(begin)

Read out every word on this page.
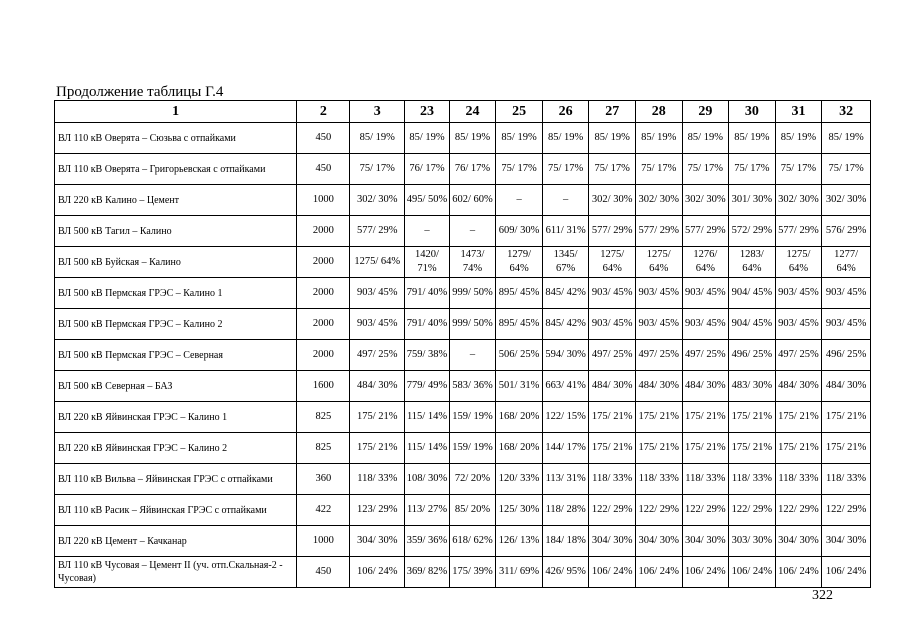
Продолжение таблицы Г.4
1	2	3	23	24	25	26	27	28	29	30	31	32
ВЛ 110 кВ Оверята – Сюзьва с отпайками	450	85/ 19%	85/ 19%	85/ 19%	85/ 19%	85/ 19%	85/ 19%	85/ 19%	85/ 19%	85/ 19%	85/ 19%	85/ 19%
ВЛ 110 кВ Оверята – Григорьевская с отпайками	450	75/ 17%	76/ 17%	76/ 17%	75/ 17%	75/ 17%	75/ 17%	75/ 17%	75/ 17%	75/ 17%	75/ 17%	75/ 17%
ВЛ 220 кВ Калино – Цемент	1000	302/ 30%	495/ 50%	602/ 60%	–	–	302/ 30%	302/ 30%	302/ 30%	301/ 30%	302/ 30%	302/ 30%
ВЛ 500 кВ Тагил – Калино	2000	577/ 29%	–	–	609/ 30%	611/ 31%	577/ 29%	577/ 29%	577/ 29%	572/ 29%	577/ 29%	576/ 29%
ВЛ 500 кВ Буйская – Калино	2000	1275/ 64%	1420/ 71%	1473/ 74%	1279/ 64%	1345/ 67%	1275/ 64%	1275/ 64%	1276/ 64%	1283/ 64%	1275/ 64%	1277/ 64%
ВЛ 500 кВ Пермская ГРЭС – Калино 1	2000	903/ 45%	791/ 40%	999/ 50%	895/ 45%	845/ 42%	903/ 45%	903/ 45%	903/ 45%	904/ 45%	903/ 45%	903/ 45%
ВЛ 500 кВ Пермская ГРЭС – Калино 2	2000	903/ 45%	791/ 40%	999/ 50%	895/ 45%	845/ 42%	903/ 45%	903/ 45%	903/ 45%	904/ 45%	903/ 45%	903/ 45%
ВЛ 500 кВ Пермская ГРЭС – Северная	2000	497/ 25%	759/ 38%	–	506/ 25%	594/ 30%	497/ 25%	497/ 25%	497/ 25%	496/ 25%	497/ 25%	496/ 25%
ВЛ 500 кВ Северная – БАЗ	1600	484/ 30%	779/ 49%	583/ 36%	501/ 31%	663/ 41%	484/ 30%	484/ 30%	484/ 30%	483/ 30%	484/ 30%	484/ 30%
ВЛ 220 кВ Яйвинская ГРЭС – Калино 1	825	175/ 21%	115/ 14%	159/ 19%	168/ 20%	122/ 15%	175/ 21%	175/ 21%	175/ 21%	175/ 21%	175/ 21%	175/ 21%
ВЛ 220 кВ Яйвинская ГРЭС – Калино 2	825	175/ 21%	115/ 14%	159/ 19%	168/ 20%	144/ 17%	175/ 21%	175/ 21%	175/ 21%	175/ 21%	175/ 21%	175/ 21%
ВЛ 110 кВ Вильва – Яйвинская ГРЭС с отпайками	360	118/ 33%	108/ 30%	72/ 20%	120/ 33%	113/ 31%	118/ 33%	118/ 33%	118/ 33%	118/ 33%	118/ 33%	118/ 33%
ВЛ 110 кВ Расик – Яйвинская ГРЭС с отпайками	422	123/ 29%	113/ 27%	85/ 20%	125/ 30%	118/ 28%	122/ 29%	122/ 29%	122/ 29%	122/ 29%	122/ 29%	122/ 29%
ВЛ 220 кВ Цемент – Качканар	1000	304/ 30%	359/ 36%	618/ 62%	126/ 13%	184/ 18%	304/ 30%	304/ 30%	304/ 30%	303/ 30%	304/ 30%	304/ 30%
ВЛ 110 кВ Чусовая – Цемент II (уч. отп.Скальная-2 - Чусовая)	450	106/ 24%	369/ 82%	175/ 39%	311/ 69%	426/ 95%	106/ 24%	106/ 24%	106/ 24%	106/ 24%	106/ 24%	106/ 24%
322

(end)

Goal of the exercise:
Repeat each record exactly as shown above, dropping all images.

Exercise result:
Read out every word on this page.
Продолжение таблицы Г.4
1	2	3	23	24	25	26	27	28	29	30	31	32
ВЛ 110 кВ Оверята – Сюзьва с отпайками	450	85/ 19%	85/ 19%	85/ 19%	85/ 19%	85/ 19%	85/ 19%	85/ 19%	85/ 19%	85/ 19%	85/ 19%	85/ 19%
ВЛ 110 кВ Оверята – Григорьевская с отпайками	450	75/ 17%	76/ 17%	76/ 17%	75/ 17%	75/ 17%	75/ 17%	75/ 17%	75/ 17%	75/ 17%	75/ 17%	75/ 17%
ВЛ 220 кВ Калино – Цемент	1000	302/ 30%	495/ 50%	602/ 60%	–	–	302/ 30%	302/ 30%	302/ 30%	301/ 30%	302/ 30%	302/ 30%
ВЛ 500 кВ Тагил – Калино	2000	577/ 29%	–	–	609/ 30%	611/ 31%	577/ 29%	577/ 29%	577/ 29%	572/ 29%	577/ 29%	576/ 29%
ВЛ 500 кВ Буйская – Калино	2000	1275/ 64%	1420/ 71%	1473/ 74%	1279/ 64%	1345/ 67%	1275/ 64%	1275/ 64%	1276/ 64%	1283/ 64%	1275/ 64%	1277/ 64%
ВЛ 500 кВ Пермская ГРЭС – Калино 1	2000	903/ 45%	791/ 40%	999/ 50%	895/ 45%	845/ 42%	903/ 45%	903/ 45%	903/ 45%	904/ 45%	903/ 45%	903/ 45%
ВЛ 500 кВ Пермская ГРЭС – Калино 2	2000	903/ 45%	791/ 40%	999/ 50%	895/ 45%	845/ 42%	903/ 45%	903/ 45%	903/ 45%	904/ 45%	903/ 45%	903/ 45%
ВЛ 500 кВ Пермская ГРЭС – Северная	2000	497/ 25%	759/ 38%	–	506/ 25%	594/ 30%	497/ 25%	497/ 25%	497/ 25%	496/ 25%	497/ 25%	496/ 25%
ВЛ 500 кВ Северная – БАЗ	1600	484/ 30%	779/ 49%	583/ 36%	501/ 31%	663/ 41%	484/ 30%	484/ 30%	484/ 30%	483/ 30%	484/ 30%	484/ 30%
ВЛ 220 кВ Яйвинская ГРЭС – Калино 1	825	175/ 21%	115/ 14%	159/ 19%	168/ 20%	122/ 15%	175/ 21%	175/ 21%	175/ 21%	175/ 21%	175/ 21%	175/ 21%
ВЛ 220 кВ Яйвинская ГРЭС – Калино 2	825	175/ 21%	115/ 14%	159/ 19%	168/ 20%	144/ 17%	175/ 21%	175/ 21%	175/ 21%	175/ 21%	175/ 21%	175/ 21%
ВЛ 110 кВ Вильва – Яйвинская ГРЭС с отпайками	360	118/ 33%	108/ 30%	72/ 20%	120/ 33%	113/ 31%	118/ 33%	118/ 33%	118/ 33%	118/ 33%	118/ 33%	118/ 33%
ВЛ 110 кВ Расик – Яйвинская ГРЭС с отпайками	422	123/ 29%	113/ 27%	85/ 20%	125/ 30%	118/ 28%	122/ 29%	122/ 29%	122/ 29%	122/ 29%	122/ 29%	122/ 29%
ВЛ 220 кВ Цемент – Качканар	1000	304/ 30%	359/ 36%	618/ 62%	126/ 13%	184/ 18%	304/ 30%	304/ 30%	304/ 30%	303/ 30%	304/ 30%	304/ 30%
ВЛ 110 кВ Чусовая – Цемент II (уч. отп.Скальная-2 - Чусовая)	450	106/ 24%	369/ 82%	175/ 39%	311/ 69%	426/ 95%	106/ 24%	106/ 24%	106/ 24%	106/ 24%	106/ 24%	106/ 24%
322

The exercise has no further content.